Passage présenté
+ + + + +
Quelques réflexions sur l'enseignement de Benoît XVI à Marienfeld 1

Emmanuel Monnet










Marienfeld

Rendre compte d'un événement aussi dense, aux facettes si multiples qu'ont été les Journées Mondiales de la Jeunesse de Cologne cet été relève de l'équilibrisme journalistique ; l'exercice ne présente sans doute pas un grand intérêt s'il s'agit de décrire par le menu des anecdotes sans lendemain. On pourrait ainsi s'attarder sur les lacunes d'une logistique allemande qui pour beaucoup a failli à sa réputation, disserter longuement sur la jovialité légendaire des pèlerins italiens et la dévotion tout aussi légendaire des Polonais, s'étonner devant la variété des mouvements et groupes catholiques français représentés, et de leurs improbables retrouvailles devant un concert de rock chrétien à Düsseldorf ou Cologne, s'interroger sur le charisme du nouveau pape dont les prestations semblaient empreintes d'une certaine frilosité, se demander quelle a pu être la substantifique moëlle du message délivré au cours de cette rencontre, et quel peut être le sens d'un rassemblement de foules si diverses, que séparent non seulement frontières, mers et océans, mais aussi des clivages politiques et culturels, parfois des tendances religieuses divergentes.

Je renonce à affronter des questions aussi cruciales et me bornerai ici à commenter les deux enseignements de Benoît XVI en clôture de ces Journées, lors de la veillée du samedi 20 août et dans l'homélie du lendemain, lors de la messe finale. Le message délivré par Benoît XVI au cours de ces JMJ ne se limite certainement pas à ces deux moments. Ses paroles à la synagogue de Cologne ou à l'Archevêché2, sur l'approfondissement de la démarche oecuménique et du dialogue interreligieux, doivent être remémorées comme un temps marquant de cette semaine. Mais s'il s'agit d'identifier le dénominateur catéchétique commun qui serait venu grossir les besaces du million de participants rassemblés sur la plaine de Marienfeld, alors ces deux textes sont certainement incontournables.

Suivant l'enchaînement de ces deux temps liturgiques successifs, ils forment un même enseignement qui, en plus d'un endroit, se présente comme une articulation de deux maillons de la vie chrétienne qu'on tendrait à maintenir opposés.


Benoît XVI

Adoration et eucharistie

En renvoyant l'adoration à l'eucharistie, et l'eucharistie à l'adoration, le pape a proposé un développement de la dichotomie entre contemplation et action.
+ + + + +
Lignes
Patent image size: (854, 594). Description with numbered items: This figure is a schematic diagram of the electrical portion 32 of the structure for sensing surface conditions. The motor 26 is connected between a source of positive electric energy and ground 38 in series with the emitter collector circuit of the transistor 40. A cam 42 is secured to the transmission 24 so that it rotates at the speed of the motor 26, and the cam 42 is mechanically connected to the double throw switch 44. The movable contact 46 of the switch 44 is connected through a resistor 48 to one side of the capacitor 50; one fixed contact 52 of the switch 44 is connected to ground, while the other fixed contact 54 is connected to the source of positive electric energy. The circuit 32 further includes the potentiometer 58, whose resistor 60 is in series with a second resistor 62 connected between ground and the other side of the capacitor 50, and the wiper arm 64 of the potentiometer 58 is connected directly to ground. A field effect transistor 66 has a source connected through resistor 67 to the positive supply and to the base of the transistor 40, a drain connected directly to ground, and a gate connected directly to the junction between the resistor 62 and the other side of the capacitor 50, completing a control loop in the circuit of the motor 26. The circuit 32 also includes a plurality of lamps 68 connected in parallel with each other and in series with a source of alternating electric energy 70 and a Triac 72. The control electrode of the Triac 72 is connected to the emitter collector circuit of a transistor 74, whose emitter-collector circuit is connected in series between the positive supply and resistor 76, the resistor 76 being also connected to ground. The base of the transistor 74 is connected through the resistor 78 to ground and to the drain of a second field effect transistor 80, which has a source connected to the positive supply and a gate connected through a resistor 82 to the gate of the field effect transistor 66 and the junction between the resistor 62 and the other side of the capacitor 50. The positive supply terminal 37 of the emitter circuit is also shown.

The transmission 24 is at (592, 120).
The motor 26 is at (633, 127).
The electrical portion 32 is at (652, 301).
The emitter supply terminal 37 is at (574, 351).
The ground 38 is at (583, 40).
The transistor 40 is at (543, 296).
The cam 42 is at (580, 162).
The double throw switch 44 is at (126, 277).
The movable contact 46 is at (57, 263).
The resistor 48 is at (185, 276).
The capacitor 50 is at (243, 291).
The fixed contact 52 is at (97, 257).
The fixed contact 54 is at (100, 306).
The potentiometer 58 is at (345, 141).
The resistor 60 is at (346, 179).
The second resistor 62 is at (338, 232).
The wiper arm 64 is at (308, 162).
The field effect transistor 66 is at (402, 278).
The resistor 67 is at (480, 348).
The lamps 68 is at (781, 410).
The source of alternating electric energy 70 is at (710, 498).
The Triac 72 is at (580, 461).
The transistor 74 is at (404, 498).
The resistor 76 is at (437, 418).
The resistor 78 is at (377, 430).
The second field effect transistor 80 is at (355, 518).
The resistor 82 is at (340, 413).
+ + + + +
Vos consignes
Rédigez la suite du texte consacré à l'enseignement de Benoît XVI à Marienfeld, en reprenant après sa dernière phrase.

Résultat attendu
L'adoration, a-t-il expliqué, est d'abord un «pèlerinage intérieur»3. Les mages adorateurs, ceux-là même dont on vénère les reliques à la cathédrale de Cologne, n'ont pas seulement effectué un déplacement physique lors de leur voyage vers le lieu de naissance du Christ. Ils ont éprouvé une transformation intellectuelle et spirituelle. Ils ont délaissé le Dieu des palais qu'ils cherchaient chez Hérode, pour se tourner vers le pouvoir tout différent de Jésus nouveau-né, qui se manifestait comme une alternative radicale aux institutions du monde : «le pouvoir sans défense de l'amour». L'adoration contient en germe cette transformation du regard, cette mutation de l'homme intérieur. Il ne peut y avoir d'adoration sans conversion.

L'eucharistie, sacrement central de la vie chrétienne, est la transformation par excellence. Par elle, le Christ donne une résonance particulière au partage du pain et du vin, qui devient acte d'amour, et fait naître «un processus de transformations, dont le terme ultime est la transformation du monde»4. La cause agissante n'est autre que nous-mêmes recevant, dans le sacrement, une présence qui porte en elle le dépassement de la mort,«l'explosion intime du bien». La présence réelle de Jésus Christ en nous, si nous la prenons au sérieux, devient un appel à la réforme de nos actes. Cela signifie sans doute le choix d'une vie ordonnée --- mais de quoi peut-il s'agir ? Une réponse possible, inspirée par la traduction grecque du mot «eucharistie», est celle d'entamer un mouvement, difficile, de soumission,«la reconnaissance de Dieu comme notre vraie mesure». Cette soumission est un renoncement à l'idolâtrie exclusive de notre seule personne. Elle inaugure un nouvel engagement envers le prochain. Paradoxale soumission, qui est en réalité une libération : n'est-ce pas là, demande Benoît XVI, le seul moyen de ne pas se contenter de «vivoter»?

Ainsi s'éclairent mutuellement deux sacrements, sinon deux fondements de la vie chrétienne. L'adoration se mue en une invitation à la conversion et au mûrissement des voies par lesquelles nous sommes invités à suivre le Christ. C'est alors que l'expérience des saints devient un soutien précieux. Réciproquement, l'eucharistie consiste en l'exaltation d'une libération. Celle-ci n'est en réalité que le fruit de notre soumission au Christ qui devient objet de notre adoration, dans le don de sa vie, sa souffrance, sa charité au moment de sa passion.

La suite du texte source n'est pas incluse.